DATA FOR PROCESSING
============================================================

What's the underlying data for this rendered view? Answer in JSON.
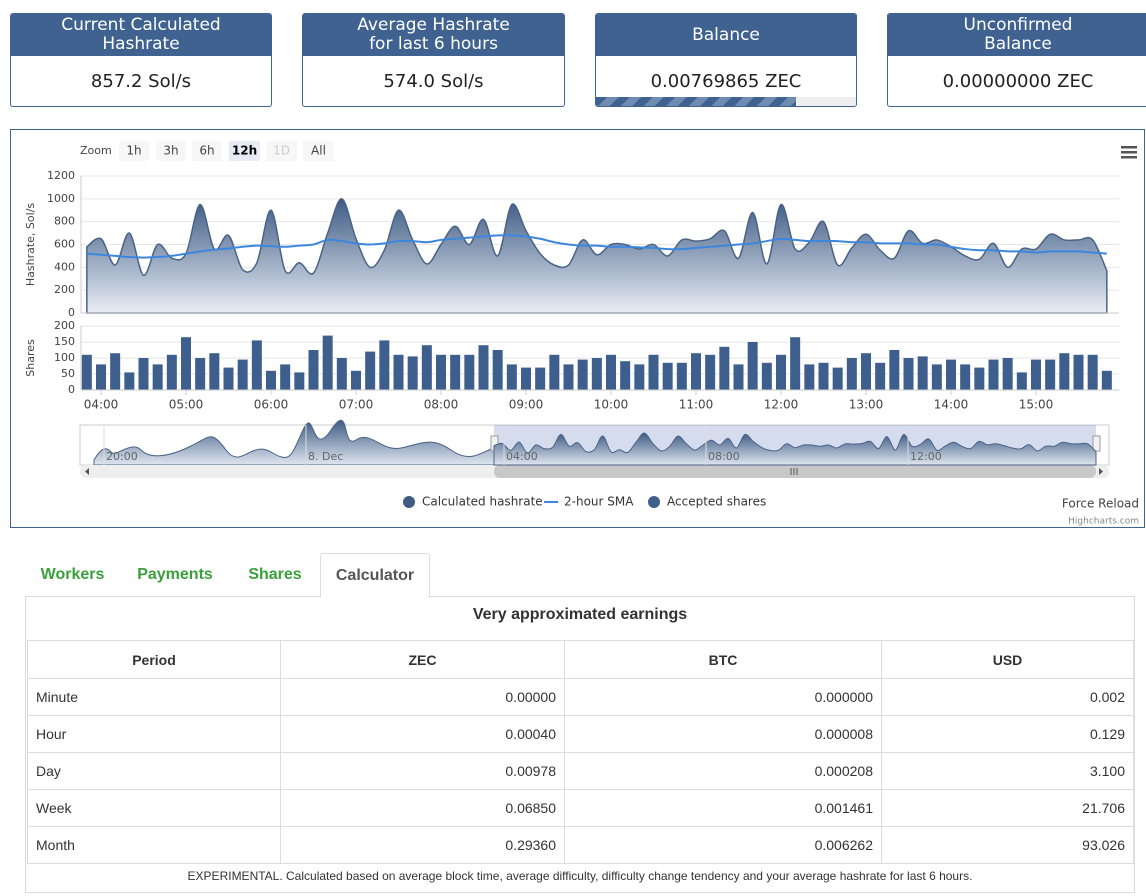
{
  "cards": [
    {
      "title": "Current Calculated Hashrate",
      "value": "857.2 Sol/s"
    },
    {
      "title": "Average Hashrate for last 6 hours",
      "value": "574.0 Sol/s"
    },
    {
      "title": "Balance",
      "value": "0.00769865 ZEC"
    },
    {
      "title": "Unconfirmed Balance",
      "value": "0.00000000 ZEC"
    }
  ],
  "chart_ui": {
    "zoom_label": "Zoom",
    "zoom_buttons": [
      "1h",
      "3h",
      "6h",
      "12h",
      "1D",
      "All"
    ],
    "zoom_selected": 3,
    "zoom_disabled": [
      4
    ],
    "navigator_labels": [
      "20:00",
      "8. Dec",
      "04:00",
      "08:00",
      "12:00"
    ],
    "force_reload": "Force Reload",
    "credits": "Highcharts.com"
  },
  "chart_data": [
    {
      "type": "area",
      "ylabel": "Hashrate, Sol/s",
      "ylim": [
        0,
        1200
      ],
      "yticks": [
        0,
        200,
        400,
        600,
        800,
        1000,
        1200
      ],
      "grid": true,
      "x": [
        "03:50",
        "04:00",
        "04:10",
        "04:20",
        "04:30",
        "04:40",
        "04:50",
        "05:00",
        "05:10",
        "05:20",
        "05:30",
        "05:40",
        "05:50",
        "06:00",
        "06:10",
        "06:20",
        "06:30",
        "06:40",
        "06:50",
        "07:00",
        "07:10",
        "07:20",
        "07:30",
        "07:40",
        "07:50",
        "08:00",
        "08:10",
        "08:20",
        "08:30",
        "08:40",
        "08:50",
        "09:00",
        "09:10",
        "09:20",
        "09:30",
        "09:40",
        "09:50",
        "10:00",
        "10:10",
        "10:20",
        "10:30",
        "10:40",
        "10:50",
        "11:00",
        "11:10",
        "11:20",
        "11:30",
        "11:40",
        "11:50",
        "12:00",
        "12:10",
        "12:20",
        "12:30",
        "12:40",
        "12:50",
        "13:00",
        "13:10",
        "13:20",
        "13:30",
        "13:40",
        "13:50",
        "14:00",
        "14:10",
        "14:20",
        "14:30",
        "14:40",
        "14:50",
        "15:00",
        "15:10",
        "15:20",
        "15:30",
        "15:40",
        "15:50"
      ],
      "series": [
        {
          "name": "Calculated hashrate",
          "color": "#3e5b84",
          "values": [
            580,
            650,
            420,
            700,
            330,
            600,
            480,
            520,
            950,
            560,
            680,
            380,
            440,
            900,
            370,
            440,
            350,
            700,
            1000,
            650,
            400,
            550,
            900,
            640,
            430,
            600,
            760,
            600,
            820,
            500,
            950,
            720,
            520,
            420,
            420,
            640,
            510,
            600,
            600,
            560,
            600,
            500,
            640,
            630,
            650,
            720,
            480,
            880,
            430,
            950,
            560,
            620,
            800,
            420,
            570,
            690,
            550,
            480,
            720,
            610,
            640,
            580,
            500,
            470,
            610,
            400,
            560,
            560,
            690,
            640,
            640,
            640,
            370
          ]
        },
        {
          "name": "2-hour SMA",
          "type": "line",
          "color": "#3c86de",
          "values": [
            520,
            510,
            500,
            490,
            485,
            490,
            500,
            520,
            540,
            555,
            565,
            580,
            590,
            585,
            580,
            590,
            600,
            640,
            630,
            610,
            600,
            610,
            630,
            630,
            620,
            640,
            650,
            660,
            670,
            680,
            680,
            670,
            650,
            620,
            600,
            590,
            590,
            580,
            580,
            575,
            570,
            560,
            560,
            570,
            580,
            590,
            600,
            610,
            630,
            650,
            640,
            630,
            630,
            630,
            620,
            620,
            610,
            610,
            610,
            600,
            600,
            580,
            560,
            550,
            550,
            540,
            540,
            530,
            540,
            540,
            540,
            530,
            520
          ]
        }
      ]
    },
    {
      "type": "bar",
      "ylabel": "Shares",
      "ylim": [
        0,
        200
      ],
      "yticks": [
        0,
        50,
        100,
        150,
        200
      ],
      "xticks": [
        "04:00",
        "05:00",
        "06:00",
        "07:00",
        "08:00",
        "09:00",
        "10:00",
        "11:00",
        "12:00",
        "13:00",
        "14:00",
        "15:00"
      ],
      "x": [
        "03:50",
        "04:00",
        "04:10",
        "04:20",
        "04:30",
        "04:40",
        "04:50",
        "05:00",
        "05:10",
        "05:20",
        "05:30",
        "05:40",
        "05:50",
        "06:00",
        "06:10",
        "06:20",
        "06:30",
        "06:40",
        "06:50",
        "07:00",
        "07:10",
        "07:20",
        "07:30",
        "07:40",
        "07:50",
        "08:00",
        "08:10",
        "08:20",
        "08:30",
        "08:40",
        "08:50",
        "09:00",
        "09:10",
        "09:20",
        "09:30",
        "09:40",
        "09:50",
        "10:00",
        "10:10",
        "10:20",
        "10:30",
        "10:40",
        "10:50",
        "11:00",
        "11:10",
        "11:20",
        "11:30",
        "11:40",
        "11:50",
        "12:00",
        "12:10",
        "12:20",
        "12:30",
        "12:40",
        "12:50",
        "13:00",
        "13:10",
        "13:20",
        "13:30",
        "13:40",
        "13:50",
        "14:00",
        "14:10",
        "14:20",
        "14:30",
        "14:40",
        "14:50",
        "15:00",
        "15:10",
        "15:20",
        "15:30",
        "15:40",
        "15:50"
      ],
      "series": [
        {
          "name": "Accepted shares",
          "color": "#3e5f8e",
          "values": [
            110,
            80,
            115,
            55,
            100,
            80,
            110,
            165,
            100,
            115,
            70,
            95,
            155,
            60,
            80,
            55,
            125,
            170,
            100,
            60,
            120,
            155,
            110,
            105,
            140,
            110,
            110,
            110,
            140,
            125,
            80,
            70,
            70,
            110,
            80,
            95,
            100,
            110,
            90,
            80,
            110,
            85,
            85,
            115,
            110,
            135,
            80,
            150,
            85,
            110,
            165,
            80,
            85,
            70,
            100,
            115,
            85,
            125,
            100,
            105,
            80,
            95,
            80,
            70,
            95,
            100,
            55,
            95,
            95,
            115,
            110,
            110,
            60
          ]
        }
      ]
    }
  ],
  "tabs": [
    "Workers",
    "Payments",
    "Shares",
    "Calculator"
  ],
  "active_tab": 3,
  "table": {
    "title": "Very approximated earnings",
    "header": [
      "Period",
      "ZEC",
      "BTC",
      "USD"
    ],
    "rows": [
      [
        "Minute",
        "0.00000",
        "0.000000",
        "0.002"
      ],
      [
        "Hour",
        "0.00040",
        "0.000008",
        "0.129"
      ],
      [
        "Day",
        "0.00978",
        "0.000208",
        "3.100"
      ],
      [
        "Week",
        "0.06850",
        "0.001461",
        "21.706"
      ],
      [
        "Month",
        "0.29360",
        "0.006262",
        "93.026"
      ]
    ],
    "note": "EXPERIMENTAL. Calculated based on average block time, average difficulty, difficulty change tendency and your average hashrate for last 6 hours."
  }
}
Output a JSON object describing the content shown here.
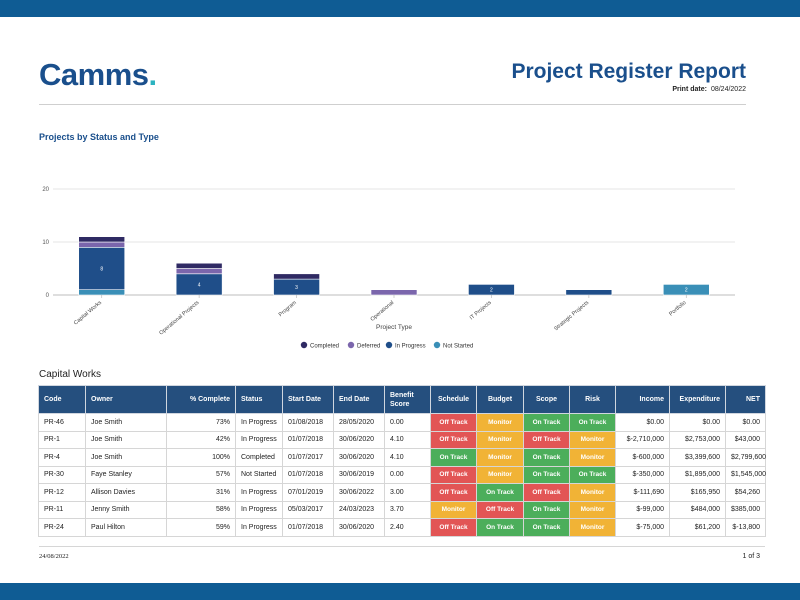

============================================================

SHORT EXERCISE
Copy out each line of the data containing the string "name".

CORRECT ANSWER
          "name": "Calculated hashrate",
          "name": "2-hour SMA",
          "name": "Accepted shares",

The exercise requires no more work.